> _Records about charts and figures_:
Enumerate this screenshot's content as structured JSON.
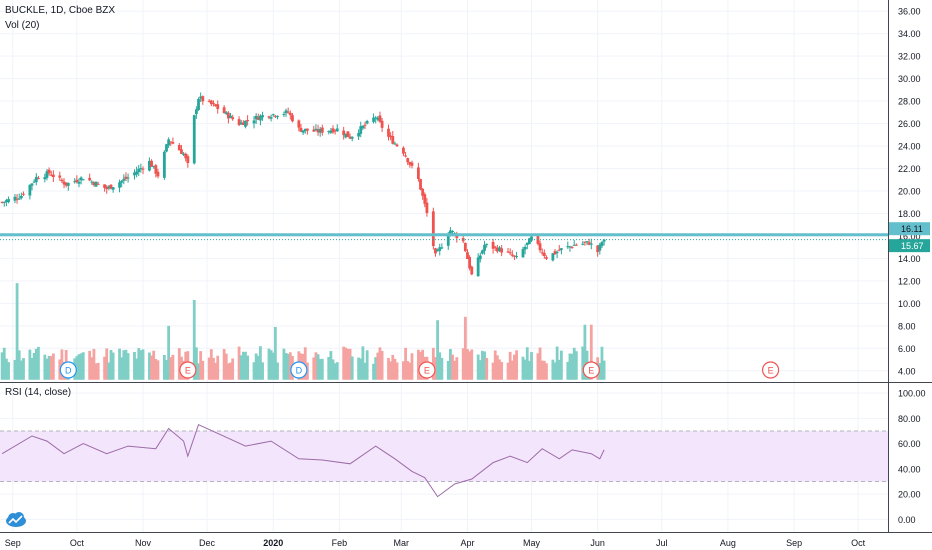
{
  "header": {
    "symbol_line": "BUCKLE, 1D, Cboe BZX",
    "volume_label": "Vol (20)",
    "rsi_label": "RSI (14, close)"
  },
  "colors": {
    "up": "#26a69a",
    "down": "#ef5350",
    "up_vol": "#7fcfc6",
    "down_vol": "#f5a3a1",
    "support_line": "#64bfcc",
    "last_price": "#26a69a",
    "rsi_line": "#9c6ba8",
    "rsi_band": "#f3e5fb",
    "grid": "#f0f3fa",
    "axis_text": "#131722"
  },
  "icons": {
    "logo": "tradingview-cloud-logo"
  },
  "markers": [
    {
      "letter": "D",
      "date": "2019-09-27",
      "type": "dividend"
    },
    {
      "letter": "E",
      "date": "2019-11-22",
      "type": "earnings"
    },
    {
      "letter": "D",
      "date": "2020-01-13",
      "type": "dividend"
    },
    {
      "letter": "E",
      "date": "2020-03-13",
      "type": "earnings"
    },
    {
      "letter": "E",
      "date": "2020-05-29",
      "type": "earnings"
    },
    {
      "letter": "E",
      "date": "2020-08-21",
      "type": "earnings"
    }
  ],
  "chart_data": {
    "type": "candlestick",
    "title": "BUCKLE, 1D, Cboe BZX",
    "price_axis": {
      "ticks": [
        "36.00",
        "34.00",
        "32.00",
        "30.00",
        "28.00",
        "26.00",
        "24.00",
        "22.00",
        "20.00",
        "18.00",
        "16.00",
        "14.00",
        "12.00",
        "10.00",
        "8.00",
        "6.00",
        "4.00"
      ],
      "range": [
        3.0,
        37.0
      ]
    },
    "time_axis": {
      "labels": [
        "Sep",
        "Oct",
        "Nov",
        "Dec",
        "2020",
        "Feb",
        "Mar",
        "Apr",
        "May",
        "Jun",
        "Jul",
        "Aug",
        "Sep",
        "Oct"
      ],
      "range": [
        "2019-08-26",
        "2020-10-15"
      ]
    },
    "support_level": 16.11,
    "last_price": 15.67,
    "close_path": [
      [
        "2019-08-27",
        19.0
      ],
      [
        "2019-09-05",
        19.6
      ],
      [
        "2019-09-12",
        21.2
      ],
      [
        "2019-09-18",
        21.6
      ],
      [
        "2019-09-26",
        20.6
      ],
      [
        "2019-10-04",
        21.2
      ],
      [
        "2019-10-15",
        20.2
      ],
      [
        "2019-10-25",
        21.2
      ],
      [
        "2019-11-04",
        22.6
      ],
      [
        "2019-11-08",
        21.4
      ],
      [
        "2019-11-13",
        24.6
      ],
      [
        "2019-11-20",
        23.3
      ],
      [
        "2019-11-22",
        22.3
      ],
      [
        "2019-11-25",
        26.6
      ],
      [
        "2019-11-27",
        28.3
      ],
      [
        "2019-12-05",
        27.5
      ],
      [
        "2019-12-16",
        26.0
      ],
      [
        "2019-12-27",
        26.7
      ],
      [
        "2020-01-08",
        27.0
      ],
      [
        "2020-01-13",
        25.5
      ],
      [
        "2020-01-21",
        25.3
      ],
      [
        "2020-01-31",
        25.5
      ],
      [
        "2020-02-06",
        24.8
      ],
      [
        "2020-02-18",
        26.6
      ],
      [
        "2020-02-24",
        24.8
      ],
      [
        "2020-03-02",
        23.5
      ],
      [
        "2020-03-09",
        21.0
      ],
      [
        "2020-03-13",
        18.0
      ],
      [
        "2020-03-17",
        14.2
      ],
      [
        "2020-03-24",
        16.5
      ],
      [
        "2020-03-30",
        15.5
      ],
      [
        "2020-04-03",
        12.5
      ],
      [
        "2020-04-09",
        15.2
      ],
      [
        "2020-04-16",
        14.8
      ],
      [
        "2020-04-24",
        14.0
      ],
      [
        "2020-05-01",
        15.8
      ],
      [
        "2020-05-08",
        14.1
      ],
      [
        "2020-05-15",
        14.8
      ],
      [
        "2020-05-21",
        15.2
      ],
      [
        "2020-05-28",
        15.4
      ],
      [
        "2020-06-01",
        14.6
      ],
      [
        "2020-06-04",
        15.9
      ]
    ],
    "volume": {
      "label": "Vol (20)",
      "axis_ticks": [
        "8.00",
        "6.00",
        "4.00"
      ],
      "range": [
        3.2,
        12.5
      ],
      "notable_spikes": [
        [
          "2019-09-03",
          11.8
        ],
        [
          "2019-11-13",
          8.0
        ],
        [
          "2019-11-25",
          10.3
        ],
        [
          "2020-01-02",
          7.9
        ],
        [
          "2020-03-18",
          8.5
        ],
        [
          "2020-03-31",
          8.8
        ],
        [
          "2020-05-26",
          8.1
        ],
        [
          "2020-05-29",
          8.1
        ]
      ]
    },
    "rsi": {
      "label": "RSI (14, close)",
      "axis_ticks": [
        "100.00",
        "80.00",
        "60.00",
        "40.00",
        "20.00",
        "0.00"
      ],
      "range": [
        -10,
        108
      ],
      "band": [
        30,
        70
      ],
      "path": [
        [
          "2019-08-27",
          52
        ],
        [
          "2019-09-10",
          66
        ],
        [
          "2019-09-17",
          62
        ],
        [
          "2019-09-25",
          52
        ],
        [
          "2019-10-04",
          60
        ],
        [
          "2019-10-15",
          52
        ],
        [
          "2019-10-25",
          58
        ],
        [
          "2019-11-07",
          56
        ],
        [
          "2019-11-13",
          72
        ],
        [
          "2019-11-20",
          62
        ],
        [
          "2019-11-22",
          50
        ],
        [
          "2019-11-27",
          75
        ],
        [
          "2019-12-10",
          65
        ],
        [
          "2019-12-19",
          58
        ],
        [
          "2019-12-31",
          62
        ],
        [
          "2020-01-13",
          48
        ],
        [
          "2020-01-24",
          47
        ],
        [
          "2020-02-06",
          44
        ],
        [
          "2020-02-18",
          58
        ],
        [
          "2020-02-27",
          48
        ],
        [
          "2020-03-06",
          38
        ],
        [
          "2020-03-12",
          33
        ],
        [
          "2020-03-18",
          18
        ],
        [
          "2020-03-26",
          28
        ],
        [
          "2020-04-03",
          32
        ],
        [
          "2020-04-13",
          45
        ],
        [
          "2020-04-21",
          50
        ],
        [
          "2020-04-29",
          45
        ],
        [
          "2020-05-06",
          56
        ],
        [
          "2020-05-14",
          48
        ],
        [
          "2020-05-20",
          55
        ],
        [
          "2020-05-29",
          52
        ],
        [
          "2020-06-02",
          48
        ],
        [
          "2020-06-04",
          55
        ]
      ]
    },
    "grid": true
  }
}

> _Set task_:
The listing above must be printed again exactly, minus its pictures.

> _Correct response_:
Enumerate this screenshot's content as structured JSON.
{
  "header": {
    "symbol_line": "BUCKLE, 1D, Cboe BZX",
    "volume_label": "Vol (20)",
    "rsi_label": "RSI (14, close)"
  },
  "colors": {
    "up": "#26a69a",
    "down": "#ef5350",
    "up_vol": "#7fcfc6",
    "down_vol": "#f5a3a1",
    "support_line": "#64bfcc",
    "last_price": "#26a69a",
    "rsi_line": "#9c6ba8",
    "rsi_band": "#f3e5fb",
    "grid": "#f0f3fa",
    "axis_text": "#131722"
  },
  "icons": {
    "logo": "tradingview-cloud-logo"
  },
  "markers": [
    {
      "letter": "D",
      "date": "2019-09-27",
      "type": "dividend"
    },
    {
      "letter": "E",
      "date": "2019-11-22",
      "type": "earnings"
    },
    {
      "letter": "D",
      "date": "2020-01-13",
      "type": "dividend"
    },
    {
      "letter": "E",
      "date": "2020-03-13",
      "type": "earnings"
    },
    {
      "letter": "E",
      "date": "2020-05-29",
      "type": "earnings"
    },
    {
      "letter": "E",
      "date": "2020-08-21",
      "type": "earnings"
    }
  ],
  "chart_data": {
    "type": "candlestick",
    "title": "BUCKLE, 1D, Cboe BZX",
    "price_axis": {
      "ticks": [
        "36.00",
        "34.00",
        "32.00",
        "30.00",
        "28.00",
        "26.00",
        "24.00",
        "22.00",
        "20.00",
        "18.00",
        "16.00",
        "14.00",
        "12.00",
        "10.00",
        "8.00",
        "6.00",
        "4.00"
      ],
      "range": [
        3.0,
        37.0
      ]
    },
    "time_axis": {
      "labels": [
        "Sep",
        "Oct",
        "Nov",
        "Dec",
        "2020",
        "Feb",
        "Mar",
        "Apr",
        "May",
        "Jun",
        "Jul",
        "Aug",
        "Sep",
        "Oct"
      ],
      "range": [
        "2019-08-26",
        "2020-10-15"
      ]
    },
    "support_level": 16.11,
    "last_price": 15.67,
    "close_path": [
      [
        "2019-08-27",
        19.0
      ],
      [
        "2019-09-05",
        19.6
      ],
      [
        "2019-09-12",
        21.2
      ],
      [
        "2019-09-18",
        21.6
      ],
      [
        "2019-09-26",
        20.6
      ],
      [
        "2019-10-04",
        21.2
      ],
      [
        "2019-10-15",
        20.2
      ],
      [
        "2019-10-25",
        21.2
      ],
      [
        "2019-11-04",
        22.6
      ],
      [
        "2019-11-08",
        21.4
      ],
      [
        "2019-11-13",
        24.6
      ],
      [
        "2019-11-20",
        23.3
      ],
      [
        "2019-11-22",
        22.3
      ],
      [
        "2019-11-25",
        26.6
      ],
      [
        "2019-11-27",
        28.3
      ],
      [
        "2019-12-05",
        27.5
      ],
      [
        "2019-12-16",
        26.0
      ],
      [
        "2019-12-27",
        26.7
      ],
      [
        "2020-01-08",
        27.0
      ],
      [
        "2020-01-13",
        25.5
      ],
      [
        "2020-01-21",
        25.3
      ],
      [
        "2020-01-31",
        25.5
      ],
      [
        "2020-02-06",
        24.8
      ],
      [
        "2020-02-18",
        26.6
      ],
      [
        "2020-02-24",
        24.8
      ],
      [
        "2020-03-02",
        23.5
      ],
      [
        "2020-03-09",
        21.0
      ],
      [
        "2020-03-13",
        18.0
      ],
      [
        "2020-03-17",
        14.2
      ],
      [
        "2020-03-24",
        16.5
      ],
      [
        "2020-03-30",
        15.5
      ],
      [
        "2020-04-03",
        12.5
      ],
      [
        "2020-04-09",
        15.2
      ],
      [
        "2020-04-16",
        14.8
      ],
      [
        "2020-04-24",
        14.0
      ],
      [
        "2020-05-01",
        15.8
      ],
      [
        "2020-05-08",
        14.1
      ],
      [
        "2020-05-15",
        14.8
      ],
      [
        "2020-05-21",
        15.2
      ],
      [
        "2020-05-28",
        15.4
      ],
      [
        "2020-06-01",
        14.6
      ],
      [
        "2020-06-04",
        15.9
      ]
    ],
    "volume": {
      "label": "Vol (20)",
      "axis_ticks": [
        "8.00",
        "6.00",
        "4.00"
      ],
      "range": [
        3.2,
        12.5
      ],
      "notable_spikes": [
        [
          "2019-09-03",
          11.8
        ],
        [
          "2019-11-13",
          8.0
        ],
        [
          "2019-11-25",
          10.3
        ],
        [
          "2020-01-02",
          7.9
        ],
        [
          "2020-03-18",
          8.5
        ],
        [
          "2020-03-31",
          8.8
        ],
        [
          "2020-05-26",
          8.1
        ],
        [
          "2020-05-29",
          8.1
        ]
      ]
    },
    "rsi": {
      "label": "RSI (14, close)",
      "axis_ticks": [
        "100.00",
        "80.00",
        "60.00",
        "40.00",
        "20.00",
        "0.00"
      ],
      "range": [
        -10,
        108
      ],
      "band": [
        30,
        70
      ],
      "path": [
        [
          "2019-08-27",
          52
        ],
        [
          "2019-09-10",
          66
        ],
        [
          "2019-09-17",
          62
        ],
        [
          "2019-09-25",
          52
        ],
        [
          "2019-10-04",
          60
        ],
        [
          "2019-10-15",
          52
        ],
        [
          "2019-10-25",
          58
        ],
        [
          "2019-11-07",
          56
        ],
        [
          "2019-11-13",
          72
        ],
        [
          "2019-11-20",
          62
        ],
        [
          "2019-11-22",
          50
        ],
        [
          "2019-11-27",
          75
        ],
        [
          "2019-12-10",
          65
        ],
        [
          "2019-12-19",
          58
        ],
        [
          "2019-12-31",
          62
        ],
        [
          "2020-01-13",
          48
        ],
        [
          "2020-01-24",
          47
        ],
        [
          "2020-02-06",
          44
        ],
        [
          "2020-02-18",
          58
        ],
        [
          "2020-02-27",
          48
        ],
        [
          "2020-03-06",
          38
        ],
        [
          "2020-03-12",
          33
        ],
        [
          "2020-03-18",
          18
        ],
        [
          "2020-03-26",
          28
        ],
        [
          "2020-04-03",
          32
        ],
        [
          "2020-04-13",
          45
        ],
        [
          "2020-04-21",
          50
        ],
        [
          "2020-04-29",
          45
        ],
        [
          "2020-05-06",
          56
        ],
        [
          "2020-05-14",
          48
        ],
        [
          "2020-05-20",
          55
        ],
        [
          "2020-05-29",
          52
        ],
        [
          "2020-06-02",
          48
        ],
        [
          "2020-06-04",
          55
        ]
      ]
    },
    "grid": true
  }
}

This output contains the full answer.